▶ [Work to complete]: Would you return all of this data exactly, leaving nothing out?

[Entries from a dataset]
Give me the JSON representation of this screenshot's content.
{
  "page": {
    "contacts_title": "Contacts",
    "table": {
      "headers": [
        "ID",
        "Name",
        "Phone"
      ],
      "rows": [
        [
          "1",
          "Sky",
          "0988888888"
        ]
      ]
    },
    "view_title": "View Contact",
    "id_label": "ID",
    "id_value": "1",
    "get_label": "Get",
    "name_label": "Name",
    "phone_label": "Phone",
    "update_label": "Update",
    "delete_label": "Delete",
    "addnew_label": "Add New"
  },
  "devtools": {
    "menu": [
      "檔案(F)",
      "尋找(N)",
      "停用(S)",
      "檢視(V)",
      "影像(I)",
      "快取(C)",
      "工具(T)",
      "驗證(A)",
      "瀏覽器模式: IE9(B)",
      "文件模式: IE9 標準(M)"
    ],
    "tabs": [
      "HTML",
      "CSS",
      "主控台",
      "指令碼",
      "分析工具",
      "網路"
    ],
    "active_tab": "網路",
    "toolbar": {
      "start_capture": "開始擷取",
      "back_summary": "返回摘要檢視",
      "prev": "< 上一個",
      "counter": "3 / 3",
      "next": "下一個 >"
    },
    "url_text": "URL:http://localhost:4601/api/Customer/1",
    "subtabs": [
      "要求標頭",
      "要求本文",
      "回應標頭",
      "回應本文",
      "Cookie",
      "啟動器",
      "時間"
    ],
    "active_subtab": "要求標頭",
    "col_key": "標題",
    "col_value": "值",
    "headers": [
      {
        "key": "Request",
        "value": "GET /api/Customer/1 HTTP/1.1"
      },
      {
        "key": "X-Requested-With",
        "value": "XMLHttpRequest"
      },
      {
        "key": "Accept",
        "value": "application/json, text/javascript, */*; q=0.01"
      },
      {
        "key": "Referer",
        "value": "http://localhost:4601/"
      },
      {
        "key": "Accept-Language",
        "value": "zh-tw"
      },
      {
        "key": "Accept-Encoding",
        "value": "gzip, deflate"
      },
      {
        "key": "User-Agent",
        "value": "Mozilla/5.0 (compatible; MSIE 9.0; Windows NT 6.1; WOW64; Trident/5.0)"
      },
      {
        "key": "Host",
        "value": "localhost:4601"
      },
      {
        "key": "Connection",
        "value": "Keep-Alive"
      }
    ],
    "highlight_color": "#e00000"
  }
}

▶ [Complete answer]:
Give me the JSON representation of this screenshot's content.
{
  "page": {
    "contacts_title": "Contacts",
    "table": {
      "headers": [
        "ID",
        "Name",
        "Phone"
      ],
      "rows": [
        [
          "1",
          "Sky",
          "0988888888"
        ]
      ]
    },
    "view_title": "View Contact",
    "id_label": "ID",
    "id_value": "1",
    "get_label": "Get",
    "name_label": "Name",
    "phone_label": "Phone",
    "update_label": "Update",
    "delete_label": "Delete",
    "addnew_label": "Add New"
  },
  "devtools": {
    "menu": [
      "檔案(F)",
      "尋找(N)",
      "停用(S)",
      "檢視(V)",
      "影像(I)",
      "快取(C)",
      "工具(T)",
      "驗證(A)",
      "瀏覽器模式: IE9(B)",
      "文件模式: IE9 標準(M)"
    ],
    "tabs": [
      "HTML",
      "CSS",
      "主控台",
      "指令碼",
      "分析工具",
      "網路"
    ],
    "active_tab": "網路",
    "toolbar": {
      "start_capture": "開始擷取",
      "back_summary": "返回摘要檢視",
      "prev": "< 上一個",
      "counter": "3 / 3",
      "next": "下一個 >"
    },
    "url_text": "URL:http://localhost:4601/api/Customer/1",
    "subtabs": [
      "要求標頭",
      "要求本文",
      "回應標頭",
      "回應本文",
      "Cookie",
      "啟動器",
      "時間"
    ],
    "active_subtab": "要求標頭",
    "col_key": "標題",
    "col_value": "值",
    "headers": [
      {
        "key": "Request",
        "value": "GET /api/Customer/1 HTTP/1.1"
      },
      {
        "key": "X-Requested-With",
        "value": "XMLHttpRequest"
      },
      {
        "key": "Accept",
        "value": "application/json, text/javascript, */*; q=0.01"
      },
      {
        "key": "Referer",
        "value": "http://localhost:4601/"
      },
      {
        "key": "Accept-Language",
        "value": "zh-tw"
      },
      {
        "key": "Accept-Encoding",
        "value": "gzip, deflate"
      },
      {
        "key": "User-Agent",
        "value": "Mozilla/5.0 (compatible; MSIE 9.0; Windows NT 6.1; WOW64; Trident/5.0)"
      },
      {
        "key": "Host",
        "value": "localhost:4601"
      },
      {
        "key": "Connection",
        "value": "Keep-Alive"
      }
    ],
    "highlight_color": "#e00000"
  }
}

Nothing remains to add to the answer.